> Task to complete
Assemble all lines in which the string "works" appears.

> Provided information
---------------

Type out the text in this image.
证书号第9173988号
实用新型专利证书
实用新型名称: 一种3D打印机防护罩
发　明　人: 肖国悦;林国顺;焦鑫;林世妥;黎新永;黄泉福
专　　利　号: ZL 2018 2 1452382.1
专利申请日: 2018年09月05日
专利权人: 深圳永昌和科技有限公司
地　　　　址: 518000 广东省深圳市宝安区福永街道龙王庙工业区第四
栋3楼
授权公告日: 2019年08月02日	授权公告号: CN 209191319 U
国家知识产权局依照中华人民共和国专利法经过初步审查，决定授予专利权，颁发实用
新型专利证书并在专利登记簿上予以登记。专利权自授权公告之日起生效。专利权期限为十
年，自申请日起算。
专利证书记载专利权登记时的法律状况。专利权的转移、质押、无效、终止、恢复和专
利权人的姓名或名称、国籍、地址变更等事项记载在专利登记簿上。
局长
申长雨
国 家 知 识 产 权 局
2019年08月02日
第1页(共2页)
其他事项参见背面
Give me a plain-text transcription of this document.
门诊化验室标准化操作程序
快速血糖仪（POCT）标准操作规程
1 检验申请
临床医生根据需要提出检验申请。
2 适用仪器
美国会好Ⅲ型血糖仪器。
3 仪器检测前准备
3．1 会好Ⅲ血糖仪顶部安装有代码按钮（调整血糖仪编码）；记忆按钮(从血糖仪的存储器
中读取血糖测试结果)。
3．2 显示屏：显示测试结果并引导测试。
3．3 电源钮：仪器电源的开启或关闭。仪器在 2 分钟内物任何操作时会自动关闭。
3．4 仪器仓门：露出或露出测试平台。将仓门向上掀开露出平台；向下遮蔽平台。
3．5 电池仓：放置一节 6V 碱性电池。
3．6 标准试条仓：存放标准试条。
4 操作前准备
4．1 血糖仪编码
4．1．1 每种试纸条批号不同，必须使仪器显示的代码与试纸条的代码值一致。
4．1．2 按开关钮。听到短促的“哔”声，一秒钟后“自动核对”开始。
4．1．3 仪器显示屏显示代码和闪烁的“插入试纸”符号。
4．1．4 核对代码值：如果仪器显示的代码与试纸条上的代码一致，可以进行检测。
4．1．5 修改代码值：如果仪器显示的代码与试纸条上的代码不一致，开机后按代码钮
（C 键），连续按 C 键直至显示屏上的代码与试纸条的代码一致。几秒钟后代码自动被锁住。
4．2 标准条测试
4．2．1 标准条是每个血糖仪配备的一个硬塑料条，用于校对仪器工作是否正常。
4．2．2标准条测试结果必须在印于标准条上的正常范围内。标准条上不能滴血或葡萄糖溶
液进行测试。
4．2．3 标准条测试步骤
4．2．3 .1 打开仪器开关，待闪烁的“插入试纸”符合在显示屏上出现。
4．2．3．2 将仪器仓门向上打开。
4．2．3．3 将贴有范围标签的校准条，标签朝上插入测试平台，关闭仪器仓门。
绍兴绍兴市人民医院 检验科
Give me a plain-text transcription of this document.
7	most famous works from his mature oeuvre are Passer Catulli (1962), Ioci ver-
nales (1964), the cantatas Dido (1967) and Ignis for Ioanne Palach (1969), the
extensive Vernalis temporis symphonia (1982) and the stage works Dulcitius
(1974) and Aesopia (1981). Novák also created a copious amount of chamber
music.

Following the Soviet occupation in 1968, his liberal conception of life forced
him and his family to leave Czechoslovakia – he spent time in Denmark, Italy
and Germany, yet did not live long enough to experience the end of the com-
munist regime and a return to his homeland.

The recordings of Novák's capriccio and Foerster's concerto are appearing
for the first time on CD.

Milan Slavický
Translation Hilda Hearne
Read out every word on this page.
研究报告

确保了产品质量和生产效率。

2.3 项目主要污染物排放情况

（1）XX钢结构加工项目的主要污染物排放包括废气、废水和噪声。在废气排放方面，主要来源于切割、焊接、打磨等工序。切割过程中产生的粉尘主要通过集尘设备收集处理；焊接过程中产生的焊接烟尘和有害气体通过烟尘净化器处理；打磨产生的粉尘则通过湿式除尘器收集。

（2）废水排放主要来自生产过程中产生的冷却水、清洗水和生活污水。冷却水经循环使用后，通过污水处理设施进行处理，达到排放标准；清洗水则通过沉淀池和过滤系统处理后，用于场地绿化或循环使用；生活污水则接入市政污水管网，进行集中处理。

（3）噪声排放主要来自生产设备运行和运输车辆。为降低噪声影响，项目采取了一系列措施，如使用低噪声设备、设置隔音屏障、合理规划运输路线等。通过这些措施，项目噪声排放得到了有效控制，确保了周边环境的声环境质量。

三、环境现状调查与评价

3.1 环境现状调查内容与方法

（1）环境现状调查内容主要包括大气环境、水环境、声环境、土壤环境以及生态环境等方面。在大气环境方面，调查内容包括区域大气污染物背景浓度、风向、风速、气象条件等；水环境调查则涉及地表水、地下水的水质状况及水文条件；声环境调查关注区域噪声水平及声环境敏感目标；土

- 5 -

---------------

> Expected output
7	most famous works from his mature oeuvre are Passer Catulli (1962), Ioci ver-
extensive Vernalis temporis symphonia (1982) and the stage works Dulcitius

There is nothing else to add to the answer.